RECORDS FOR THIS EXERCISE
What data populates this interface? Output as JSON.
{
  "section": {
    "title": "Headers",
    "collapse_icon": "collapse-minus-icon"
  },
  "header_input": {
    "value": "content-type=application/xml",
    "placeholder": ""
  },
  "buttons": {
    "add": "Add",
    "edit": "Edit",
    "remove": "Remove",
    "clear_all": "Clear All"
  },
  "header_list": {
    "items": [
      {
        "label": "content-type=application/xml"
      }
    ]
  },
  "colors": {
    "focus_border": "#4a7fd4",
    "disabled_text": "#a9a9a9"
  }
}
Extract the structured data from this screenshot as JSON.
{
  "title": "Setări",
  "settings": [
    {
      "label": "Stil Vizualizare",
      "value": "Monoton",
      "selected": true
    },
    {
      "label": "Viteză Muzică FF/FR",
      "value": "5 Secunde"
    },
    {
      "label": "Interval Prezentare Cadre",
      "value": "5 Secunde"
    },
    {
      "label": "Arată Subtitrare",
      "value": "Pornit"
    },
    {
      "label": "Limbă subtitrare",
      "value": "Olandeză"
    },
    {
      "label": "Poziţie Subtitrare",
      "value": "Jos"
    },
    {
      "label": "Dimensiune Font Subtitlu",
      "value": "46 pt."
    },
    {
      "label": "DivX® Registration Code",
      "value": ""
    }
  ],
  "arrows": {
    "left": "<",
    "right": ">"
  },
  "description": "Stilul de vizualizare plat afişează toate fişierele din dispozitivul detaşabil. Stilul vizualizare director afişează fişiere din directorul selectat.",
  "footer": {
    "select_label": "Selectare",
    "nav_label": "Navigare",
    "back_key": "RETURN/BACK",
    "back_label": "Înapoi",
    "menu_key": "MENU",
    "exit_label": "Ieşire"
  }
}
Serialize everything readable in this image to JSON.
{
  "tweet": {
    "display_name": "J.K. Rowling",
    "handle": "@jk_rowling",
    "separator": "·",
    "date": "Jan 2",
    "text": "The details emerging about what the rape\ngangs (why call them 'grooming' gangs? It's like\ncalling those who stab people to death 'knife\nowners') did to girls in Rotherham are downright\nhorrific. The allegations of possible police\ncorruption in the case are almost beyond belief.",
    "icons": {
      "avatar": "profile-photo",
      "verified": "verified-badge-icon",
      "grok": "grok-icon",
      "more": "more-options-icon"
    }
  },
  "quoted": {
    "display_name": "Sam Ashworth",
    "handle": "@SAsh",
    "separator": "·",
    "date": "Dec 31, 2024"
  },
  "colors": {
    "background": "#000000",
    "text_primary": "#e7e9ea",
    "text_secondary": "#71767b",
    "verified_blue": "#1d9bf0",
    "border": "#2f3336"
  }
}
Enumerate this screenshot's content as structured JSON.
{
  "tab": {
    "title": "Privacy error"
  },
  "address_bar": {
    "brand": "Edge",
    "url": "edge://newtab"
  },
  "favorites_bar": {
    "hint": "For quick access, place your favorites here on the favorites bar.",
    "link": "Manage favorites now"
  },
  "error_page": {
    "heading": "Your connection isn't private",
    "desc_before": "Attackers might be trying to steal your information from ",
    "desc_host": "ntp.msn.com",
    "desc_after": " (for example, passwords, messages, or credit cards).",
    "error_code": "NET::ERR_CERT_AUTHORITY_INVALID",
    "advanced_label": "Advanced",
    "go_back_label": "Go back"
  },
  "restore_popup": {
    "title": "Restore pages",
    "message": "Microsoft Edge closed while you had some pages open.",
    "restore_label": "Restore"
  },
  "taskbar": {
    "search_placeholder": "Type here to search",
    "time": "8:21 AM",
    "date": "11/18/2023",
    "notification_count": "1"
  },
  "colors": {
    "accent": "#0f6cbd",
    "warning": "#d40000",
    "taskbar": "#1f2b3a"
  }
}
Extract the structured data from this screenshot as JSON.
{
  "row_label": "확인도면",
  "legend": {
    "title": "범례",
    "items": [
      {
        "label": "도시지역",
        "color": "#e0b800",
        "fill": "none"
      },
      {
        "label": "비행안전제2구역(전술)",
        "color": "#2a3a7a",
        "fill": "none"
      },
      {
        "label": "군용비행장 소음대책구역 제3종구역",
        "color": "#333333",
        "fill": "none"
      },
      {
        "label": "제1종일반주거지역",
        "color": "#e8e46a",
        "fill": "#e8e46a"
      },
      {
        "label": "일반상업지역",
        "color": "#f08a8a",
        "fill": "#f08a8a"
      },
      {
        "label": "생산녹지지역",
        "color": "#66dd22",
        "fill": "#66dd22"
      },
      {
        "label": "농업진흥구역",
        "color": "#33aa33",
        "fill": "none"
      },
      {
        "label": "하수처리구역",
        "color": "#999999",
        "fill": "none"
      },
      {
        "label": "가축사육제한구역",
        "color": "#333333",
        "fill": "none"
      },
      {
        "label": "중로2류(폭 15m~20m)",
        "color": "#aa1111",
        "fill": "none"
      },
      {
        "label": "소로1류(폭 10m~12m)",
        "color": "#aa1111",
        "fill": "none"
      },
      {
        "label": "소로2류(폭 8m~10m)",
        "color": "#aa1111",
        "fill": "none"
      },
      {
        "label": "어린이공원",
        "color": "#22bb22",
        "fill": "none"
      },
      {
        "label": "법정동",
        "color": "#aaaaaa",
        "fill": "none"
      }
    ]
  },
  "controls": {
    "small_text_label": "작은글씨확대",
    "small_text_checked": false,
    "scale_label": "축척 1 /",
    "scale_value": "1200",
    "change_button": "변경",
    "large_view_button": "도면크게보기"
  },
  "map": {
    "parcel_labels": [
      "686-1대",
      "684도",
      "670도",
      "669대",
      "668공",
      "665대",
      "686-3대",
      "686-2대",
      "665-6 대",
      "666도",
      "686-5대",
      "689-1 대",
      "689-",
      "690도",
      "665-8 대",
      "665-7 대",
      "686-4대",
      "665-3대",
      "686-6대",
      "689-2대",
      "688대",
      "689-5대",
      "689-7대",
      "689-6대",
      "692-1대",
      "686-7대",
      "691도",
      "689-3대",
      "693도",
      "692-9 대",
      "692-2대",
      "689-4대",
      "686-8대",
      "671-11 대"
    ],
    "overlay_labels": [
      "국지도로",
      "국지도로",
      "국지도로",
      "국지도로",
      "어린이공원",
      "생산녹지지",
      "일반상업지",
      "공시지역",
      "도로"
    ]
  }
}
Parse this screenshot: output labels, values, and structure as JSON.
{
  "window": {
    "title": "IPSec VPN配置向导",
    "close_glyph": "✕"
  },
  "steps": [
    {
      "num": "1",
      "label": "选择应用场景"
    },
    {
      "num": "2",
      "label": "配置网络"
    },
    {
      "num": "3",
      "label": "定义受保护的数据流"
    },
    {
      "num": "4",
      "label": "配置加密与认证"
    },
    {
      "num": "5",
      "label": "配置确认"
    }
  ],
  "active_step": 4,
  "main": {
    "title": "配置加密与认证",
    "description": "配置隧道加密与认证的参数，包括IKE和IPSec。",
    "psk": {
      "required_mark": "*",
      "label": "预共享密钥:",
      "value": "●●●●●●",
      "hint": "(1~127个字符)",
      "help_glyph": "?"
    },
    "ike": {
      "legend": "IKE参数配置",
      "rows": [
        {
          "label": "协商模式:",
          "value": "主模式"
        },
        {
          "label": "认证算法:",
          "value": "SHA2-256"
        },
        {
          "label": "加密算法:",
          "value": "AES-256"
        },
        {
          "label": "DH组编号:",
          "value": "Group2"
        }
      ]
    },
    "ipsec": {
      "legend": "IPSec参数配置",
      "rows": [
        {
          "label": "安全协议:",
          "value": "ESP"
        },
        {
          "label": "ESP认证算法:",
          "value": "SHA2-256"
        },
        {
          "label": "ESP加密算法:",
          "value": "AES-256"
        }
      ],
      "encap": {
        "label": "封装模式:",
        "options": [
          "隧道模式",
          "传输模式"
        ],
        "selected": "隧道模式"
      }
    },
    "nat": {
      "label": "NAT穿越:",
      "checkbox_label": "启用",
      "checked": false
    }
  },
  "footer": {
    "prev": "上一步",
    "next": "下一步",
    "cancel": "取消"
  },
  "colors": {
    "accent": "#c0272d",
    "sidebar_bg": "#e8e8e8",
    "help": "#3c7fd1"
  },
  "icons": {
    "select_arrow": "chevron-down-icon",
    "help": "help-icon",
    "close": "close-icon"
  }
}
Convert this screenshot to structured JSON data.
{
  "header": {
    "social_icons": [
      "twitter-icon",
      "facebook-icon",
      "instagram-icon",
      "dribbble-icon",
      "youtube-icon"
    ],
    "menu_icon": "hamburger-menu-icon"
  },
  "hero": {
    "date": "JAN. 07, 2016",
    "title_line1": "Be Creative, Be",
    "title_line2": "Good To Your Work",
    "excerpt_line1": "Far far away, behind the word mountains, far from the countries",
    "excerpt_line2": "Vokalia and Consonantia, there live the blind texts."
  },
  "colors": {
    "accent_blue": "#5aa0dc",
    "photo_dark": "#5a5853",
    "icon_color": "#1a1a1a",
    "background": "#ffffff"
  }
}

WORK TO DO
Copy all the lines above that hold the string "legend".

CORRECT RESULT
  "legend": {
      "legend": "IKE参数配置",
      "legend": "IPSec参数配置",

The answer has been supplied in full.